PROVIDED ENTRIES
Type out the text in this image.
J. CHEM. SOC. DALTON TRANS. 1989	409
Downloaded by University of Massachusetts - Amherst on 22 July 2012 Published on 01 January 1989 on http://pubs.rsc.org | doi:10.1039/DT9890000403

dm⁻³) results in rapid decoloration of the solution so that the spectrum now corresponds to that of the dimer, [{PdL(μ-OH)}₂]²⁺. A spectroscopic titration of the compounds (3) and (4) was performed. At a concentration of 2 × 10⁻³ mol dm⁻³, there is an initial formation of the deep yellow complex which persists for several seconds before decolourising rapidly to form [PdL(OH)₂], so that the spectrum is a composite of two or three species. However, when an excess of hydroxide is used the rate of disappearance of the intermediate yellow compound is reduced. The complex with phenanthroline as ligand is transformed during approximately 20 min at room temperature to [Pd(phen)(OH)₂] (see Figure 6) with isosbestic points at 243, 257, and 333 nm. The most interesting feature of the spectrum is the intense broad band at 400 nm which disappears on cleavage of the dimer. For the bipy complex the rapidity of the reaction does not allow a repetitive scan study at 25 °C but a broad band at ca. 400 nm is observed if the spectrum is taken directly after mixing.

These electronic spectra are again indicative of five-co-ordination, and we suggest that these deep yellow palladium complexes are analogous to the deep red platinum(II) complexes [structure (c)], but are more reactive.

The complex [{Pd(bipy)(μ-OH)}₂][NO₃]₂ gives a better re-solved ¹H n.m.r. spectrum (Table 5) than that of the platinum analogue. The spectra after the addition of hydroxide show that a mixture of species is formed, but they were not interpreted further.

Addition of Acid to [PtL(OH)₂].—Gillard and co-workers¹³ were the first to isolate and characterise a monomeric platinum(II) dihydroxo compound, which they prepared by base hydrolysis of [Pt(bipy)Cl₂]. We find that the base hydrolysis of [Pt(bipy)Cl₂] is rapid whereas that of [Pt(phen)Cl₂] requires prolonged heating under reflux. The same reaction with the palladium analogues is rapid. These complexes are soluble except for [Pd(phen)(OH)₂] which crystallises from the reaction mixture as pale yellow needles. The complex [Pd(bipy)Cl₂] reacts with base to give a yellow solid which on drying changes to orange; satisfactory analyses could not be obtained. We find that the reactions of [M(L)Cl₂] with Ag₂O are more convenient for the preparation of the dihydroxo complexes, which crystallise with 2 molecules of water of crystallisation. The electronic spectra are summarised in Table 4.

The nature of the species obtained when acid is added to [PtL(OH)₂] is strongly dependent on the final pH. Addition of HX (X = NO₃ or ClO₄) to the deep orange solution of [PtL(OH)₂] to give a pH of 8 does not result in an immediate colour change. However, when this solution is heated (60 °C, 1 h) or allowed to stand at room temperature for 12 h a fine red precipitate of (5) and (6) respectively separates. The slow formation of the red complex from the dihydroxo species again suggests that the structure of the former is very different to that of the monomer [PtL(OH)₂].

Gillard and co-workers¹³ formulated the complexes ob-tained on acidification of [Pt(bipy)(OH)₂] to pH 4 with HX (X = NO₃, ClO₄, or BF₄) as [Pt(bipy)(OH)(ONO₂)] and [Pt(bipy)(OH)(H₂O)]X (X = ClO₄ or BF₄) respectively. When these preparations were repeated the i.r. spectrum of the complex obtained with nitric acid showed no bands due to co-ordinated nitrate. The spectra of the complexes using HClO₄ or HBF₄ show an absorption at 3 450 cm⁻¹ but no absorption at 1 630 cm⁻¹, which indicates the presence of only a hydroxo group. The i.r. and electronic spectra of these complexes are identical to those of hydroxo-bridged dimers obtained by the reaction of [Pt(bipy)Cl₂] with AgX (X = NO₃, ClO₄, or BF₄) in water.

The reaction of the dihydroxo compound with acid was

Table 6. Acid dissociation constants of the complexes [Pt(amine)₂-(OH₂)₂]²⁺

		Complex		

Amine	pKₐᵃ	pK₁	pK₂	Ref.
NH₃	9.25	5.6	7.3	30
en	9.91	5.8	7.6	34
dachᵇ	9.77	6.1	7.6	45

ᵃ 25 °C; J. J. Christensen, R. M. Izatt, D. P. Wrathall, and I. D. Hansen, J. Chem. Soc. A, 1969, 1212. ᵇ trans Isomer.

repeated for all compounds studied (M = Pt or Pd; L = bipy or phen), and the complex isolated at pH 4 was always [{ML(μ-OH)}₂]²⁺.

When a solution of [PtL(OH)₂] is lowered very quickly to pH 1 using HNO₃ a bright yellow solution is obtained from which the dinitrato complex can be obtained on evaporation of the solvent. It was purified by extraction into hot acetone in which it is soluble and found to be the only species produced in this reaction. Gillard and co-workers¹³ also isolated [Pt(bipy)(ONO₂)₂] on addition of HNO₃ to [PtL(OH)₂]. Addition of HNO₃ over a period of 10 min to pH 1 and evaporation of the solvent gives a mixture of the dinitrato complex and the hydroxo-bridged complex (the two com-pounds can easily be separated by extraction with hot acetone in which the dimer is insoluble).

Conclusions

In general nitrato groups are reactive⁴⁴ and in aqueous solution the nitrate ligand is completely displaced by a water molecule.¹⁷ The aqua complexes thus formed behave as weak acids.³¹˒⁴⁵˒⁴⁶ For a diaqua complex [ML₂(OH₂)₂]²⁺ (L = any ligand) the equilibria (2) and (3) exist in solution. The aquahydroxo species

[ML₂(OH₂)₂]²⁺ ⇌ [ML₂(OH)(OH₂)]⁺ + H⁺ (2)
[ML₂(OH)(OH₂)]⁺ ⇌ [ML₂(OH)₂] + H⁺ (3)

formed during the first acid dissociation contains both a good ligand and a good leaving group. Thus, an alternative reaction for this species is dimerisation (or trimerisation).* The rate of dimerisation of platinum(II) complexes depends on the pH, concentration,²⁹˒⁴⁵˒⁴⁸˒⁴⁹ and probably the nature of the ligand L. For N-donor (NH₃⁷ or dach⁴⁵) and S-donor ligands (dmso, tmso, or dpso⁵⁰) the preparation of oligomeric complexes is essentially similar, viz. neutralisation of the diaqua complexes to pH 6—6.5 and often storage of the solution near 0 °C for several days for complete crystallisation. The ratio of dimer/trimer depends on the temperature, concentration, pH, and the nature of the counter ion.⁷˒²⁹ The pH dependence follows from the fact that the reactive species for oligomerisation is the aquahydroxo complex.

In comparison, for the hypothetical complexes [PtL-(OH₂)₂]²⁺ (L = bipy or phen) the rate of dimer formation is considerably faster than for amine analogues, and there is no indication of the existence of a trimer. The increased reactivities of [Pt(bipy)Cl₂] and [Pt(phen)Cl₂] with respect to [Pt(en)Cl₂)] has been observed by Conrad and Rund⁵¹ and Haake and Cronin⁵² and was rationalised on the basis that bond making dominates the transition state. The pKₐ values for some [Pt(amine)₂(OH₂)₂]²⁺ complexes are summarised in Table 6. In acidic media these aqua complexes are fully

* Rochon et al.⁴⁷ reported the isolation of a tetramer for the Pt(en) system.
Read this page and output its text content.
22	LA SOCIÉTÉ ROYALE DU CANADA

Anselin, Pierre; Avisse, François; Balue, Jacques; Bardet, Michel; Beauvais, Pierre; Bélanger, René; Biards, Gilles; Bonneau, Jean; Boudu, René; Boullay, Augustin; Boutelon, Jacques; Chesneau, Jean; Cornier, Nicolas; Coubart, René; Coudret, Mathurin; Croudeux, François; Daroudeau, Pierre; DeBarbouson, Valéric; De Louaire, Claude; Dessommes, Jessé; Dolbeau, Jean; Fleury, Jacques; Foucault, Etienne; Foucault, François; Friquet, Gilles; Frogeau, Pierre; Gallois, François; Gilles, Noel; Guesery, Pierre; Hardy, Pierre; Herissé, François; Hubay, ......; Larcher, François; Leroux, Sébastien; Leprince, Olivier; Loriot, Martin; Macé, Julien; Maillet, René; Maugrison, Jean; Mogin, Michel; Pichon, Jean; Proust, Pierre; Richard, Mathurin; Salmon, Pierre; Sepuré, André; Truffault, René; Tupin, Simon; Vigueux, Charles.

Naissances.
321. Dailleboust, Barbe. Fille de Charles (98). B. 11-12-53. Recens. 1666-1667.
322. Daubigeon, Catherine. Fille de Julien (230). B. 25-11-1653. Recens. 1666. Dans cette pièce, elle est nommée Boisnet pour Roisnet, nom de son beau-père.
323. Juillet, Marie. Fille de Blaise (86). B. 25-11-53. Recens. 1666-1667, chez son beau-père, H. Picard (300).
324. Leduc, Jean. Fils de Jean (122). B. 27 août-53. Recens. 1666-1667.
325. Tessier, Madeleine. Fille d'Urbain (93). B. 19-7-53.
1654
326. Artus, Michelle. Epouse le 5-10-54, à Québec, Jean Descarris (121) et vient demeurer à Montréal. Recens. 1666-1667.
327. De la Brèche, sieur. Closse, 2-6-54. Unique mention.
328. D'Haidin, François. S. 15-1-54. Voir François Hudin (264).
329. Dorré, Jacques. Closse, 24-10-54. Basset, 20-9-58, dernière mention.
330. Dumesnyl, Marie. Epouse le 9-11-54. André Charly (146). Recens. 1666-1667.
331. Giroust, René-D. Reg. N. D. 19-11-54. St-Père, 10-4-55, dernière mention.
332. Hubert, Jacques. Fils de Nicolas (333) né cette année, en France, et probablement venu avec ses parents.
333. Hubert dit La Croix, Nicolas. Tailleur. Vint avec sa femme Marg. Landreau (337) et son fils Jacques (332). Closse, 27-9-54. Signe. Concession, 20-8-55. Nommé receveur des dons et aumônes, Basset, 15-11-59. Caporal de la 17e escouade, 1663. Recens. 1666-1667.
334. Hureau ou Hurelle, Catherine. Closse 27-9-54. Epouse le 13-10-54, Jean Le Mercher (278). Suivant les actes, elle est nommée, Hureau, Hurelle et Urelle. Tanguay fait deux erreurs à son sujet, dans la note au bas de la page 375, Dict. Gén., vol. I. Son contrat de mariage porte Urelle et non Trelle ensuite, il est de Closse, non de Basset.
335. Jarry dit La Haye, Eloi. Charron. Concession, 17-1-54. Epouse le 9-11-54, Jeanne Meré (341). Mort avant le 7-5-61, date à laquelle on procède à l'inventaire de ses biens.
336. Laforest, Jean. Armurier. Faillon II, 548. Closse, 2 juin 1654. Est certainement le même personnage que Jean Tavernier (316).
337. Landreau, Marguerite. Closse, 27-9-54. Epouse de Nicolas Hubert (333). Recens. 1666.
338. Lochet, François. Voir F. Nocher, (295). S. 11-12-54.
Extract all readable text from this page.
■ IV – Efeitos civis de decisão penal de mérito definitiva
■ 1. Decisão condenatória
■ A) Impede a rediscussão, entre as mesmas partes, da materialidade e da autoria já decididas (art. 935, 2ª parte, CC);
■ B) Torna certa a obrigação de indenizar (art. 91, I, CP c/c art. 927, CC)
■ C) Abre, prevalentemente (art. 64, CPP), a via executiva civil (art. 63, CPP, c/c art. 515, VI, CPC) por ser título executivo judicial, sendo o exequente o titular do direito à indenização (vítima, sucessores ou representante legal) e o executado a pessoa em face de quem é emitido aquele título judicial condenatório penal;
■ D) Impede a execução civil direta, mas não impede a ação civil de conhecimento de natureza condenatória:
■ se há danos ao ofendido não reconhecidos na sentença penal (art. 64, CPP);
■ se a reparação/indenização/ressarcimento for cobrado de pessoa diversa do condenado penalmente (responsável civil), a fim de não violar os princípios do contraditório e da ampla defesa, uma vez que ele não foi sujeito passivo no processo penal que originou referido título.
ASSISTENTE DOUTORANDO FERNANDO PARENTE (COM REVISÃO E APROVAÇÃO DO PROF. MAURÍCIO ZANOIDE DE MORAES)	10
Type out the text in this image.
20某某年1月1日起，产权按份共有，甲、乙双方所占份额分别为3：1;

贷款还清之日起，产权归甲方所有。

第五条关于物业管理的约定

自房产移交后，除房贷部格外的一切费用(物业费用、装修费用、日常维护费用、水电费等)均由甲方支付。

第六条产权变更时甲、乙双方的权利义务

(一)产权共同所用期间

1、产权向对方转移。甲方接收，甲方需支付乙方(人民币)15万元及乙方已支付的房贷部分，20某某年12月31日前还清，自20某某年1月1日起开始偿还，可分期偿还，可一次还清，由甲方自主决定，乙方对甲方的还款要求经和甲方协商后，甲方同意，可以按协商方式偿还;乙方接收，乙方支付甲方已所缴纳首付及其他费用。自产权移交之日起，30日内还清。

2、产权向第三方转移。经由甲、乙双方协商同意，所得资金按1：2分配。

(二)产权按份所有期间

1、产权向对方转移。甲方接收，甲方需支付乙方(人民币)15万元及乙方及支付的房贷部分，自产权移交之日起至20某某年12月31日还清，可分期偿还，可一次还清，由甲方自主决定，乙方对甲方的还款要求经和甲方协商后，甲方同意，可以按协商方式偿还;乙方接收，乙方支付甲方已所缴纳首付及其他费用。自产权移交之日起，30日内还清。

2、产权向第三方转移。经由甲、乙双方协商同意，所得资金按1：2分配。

CHALLENGE
Filter the records above for "page" and copy every matching line.

RESULT
Read this page and output its text content.
334. Hureau ou Hurelle, Catherine. Closse 27-9-54. Epouse le 13-10-54, Jean Le Mercher (278). Suivant les actes, elle est nommée, Hureau, Hurelle et Urelle. Tanguay fait deux erreurs à son sujet, dans la note au bas de la page 375, Dict. Gén., vol. I. Son contrat de mariage porte Urelle et non Trelle ensuite, il est de Closse, non de Basset.
Extract all readable text from this page.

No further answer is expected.